> Dataset rows:
■ ■ ■ ■ ■ ■ ■

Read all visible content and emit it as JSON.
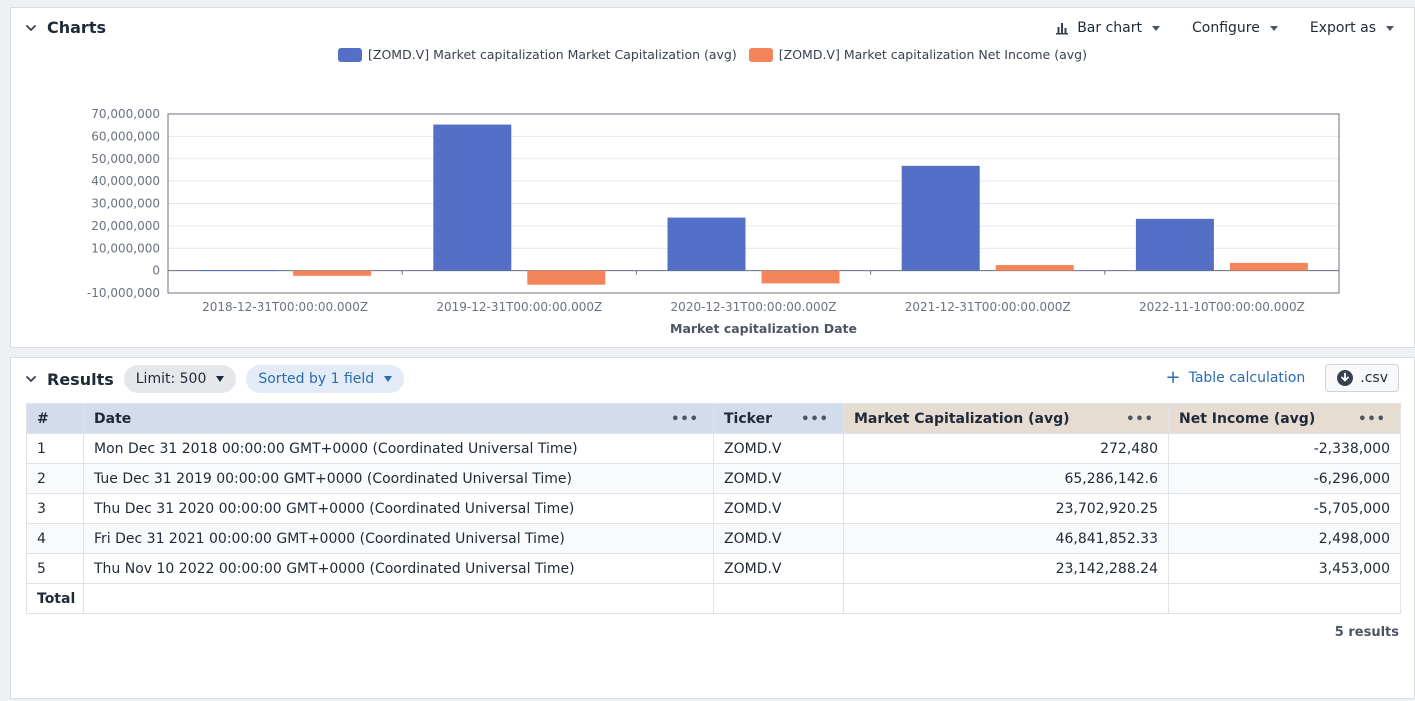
{
  "charts": {
    "title": "Charts",
    "toolbar": {
      "bar_chart_label": "Bar chart",
      "configure_label": "Configure",
      "export_label": "Export as"
    }
  },
  "chart_data": {
    "type": "bar",
    "categories": [
      "2018-12-31T00:00:00.000Z",
      "2019-12-31T00:00:00.000Z",
      "2020-12-31T00:00:00.000Z",
      "2021-12-31T00:00:00.000Z",
      "2022-11-10T00:00:00.000Z"
    ],
    "series": [
      {
        "name": "[ZOMD.V] Market capitalization Market Capitalization (avg)",
        "color": "#5470c6",
        "values": [
          272480,
          65286142.6,
          23702920.25,
          46841852.33,
          23142288.24
        ]
      },
      {
        "name": "[ZOMD.V] Market capitalization Net Income (avg)",
        "color": "#f4845a",
        "values": [
          -2338000,
          -6296000,
          -5705000,
          2498000,
          3453000
        ]
      }
    ],
    "xlabel": "Market capitalization Date",
    "ylabel": "",
    "ylim": [
      -10000000,
      70000000
    ],
    "yticks": [
      70000000,
      60000000,
      50000000,
      40000000,
      30000000,
      20000000,
      10000000,
      0,
      -10000000
    ],
    "ytick_labels": [
      "70,000,000",
      "60,000,000",
      "50,000,000",
      "40,000,000",
      "30,000,000",
      "20,000,000",
      "10,000,000",
      "0",
      "-10,000,000"
    ],
    "grid": true,
    "legend": "top-center"
  },
  "results": {
    "title": "Results",
    "limit_label": "Limit: 500",
    "sort_label": "Sorted by 1 field",
    "table_calc_label": "Table calculation",
    "csv_label": ".csv",
    "columns": [
      "#",
      "Date",
      "Ticker",
      "Market Capitalization (avg)",
      "Net Income (avg)"
    ],
    "rows": [
      [
        "1",
        "Mon Dec 31 2018 00:00:00 GMT+0000 (Coordinated Universal Time)",
        "ZOMD.V",
        "272,480",
        "-2,338,000"
      ],
      [
        "2",
        "Tue Dec 31 2019 00:00:00 GMT+0000 (Coordinated Universal Time)",
        "ZOMD.V",
        "65,286,142.6",
        "-6,296,000"
      ],
      [
        "3",
        "Thu Dec 31 2020 00:00:00 GMT+0000 (Coordinated Universal Time)",
        "ZOMD.V",
        "23,702,920.25",
        "-5,705,000"
      ],
      [
        "4",
        "Fri Dec 31 2021 00:00:00 GMT+0000 (Coordinated Universal Time)",
        "ZOMD.V",
        "46,841,852.33",
        "2,498,000"
      ],
      [
        "5",
        "Thu Nov 10 2022 00:00:00 GMT+0000 (Coordinated Universal Time)",
        "ZOMD.V",
        "23,142,288.24",
        "3,453,000"
      ]
    ],
    "total_label": "Total",
    "count_label": "5 results"
  }
}
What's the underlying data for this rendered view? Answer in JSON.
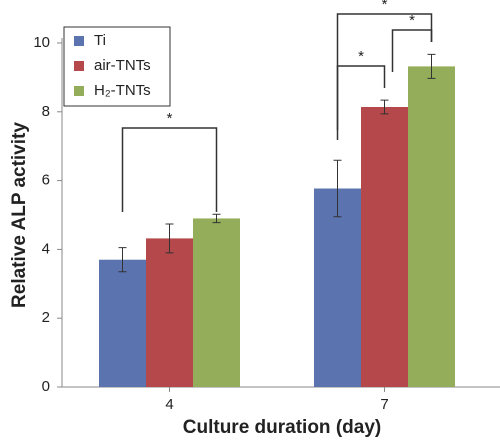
{
  "chart_data": {
    "type": "bar",
    "x_label": "Culture duration (day)",
    "y_label": "Relative ALP activity",
    "categories": [
      "4",
      "7"
    ],
    "series": [
      {
        "name": "Ti",
        "color": "#5b73ae",
        "values": [
          3.7,
          5.77
        ],
        "errors": [
          0.35,
          0.82
        ]
      },
      {
        "name": "air-TNTs",
        "color": "#b5484a",
        "values": [
          4.32,
          8.14
        ],
        "errors": [
          0.42,
          0.2
        ]
      },
      {
        "name": "H₂-TNTs",
        "color": "#93ad5a",
        "values": [
          4.9,
          9.32
        ],
        "errors": [
          0.12,
          0.35
        ]
      }
    ],
    "annotations": [
      "*",
      "*",
      "*",
      "*"
    ],
    "ylim": [
      0,
      10
    ],
    "yticks": [
      0,
      2,
      4,
      6,
      8,
      10
    ],
    "legend": "upper left",
    "grid": false
  }
}
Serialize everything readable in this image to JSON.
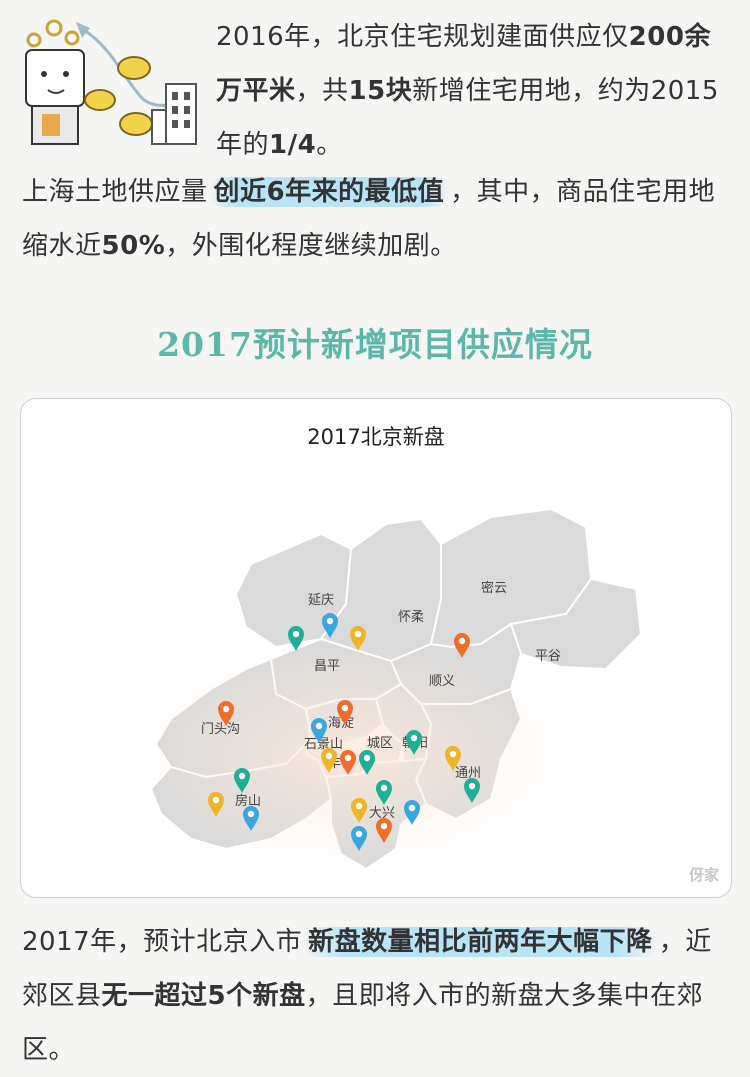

■ ■ ■ ■ ■ ■ ■

> Aim: Read the entries and pick out all lines that include the word "Date".

> Exercise answer:
    "xlabel": "Market capitalization Date",
      "Date",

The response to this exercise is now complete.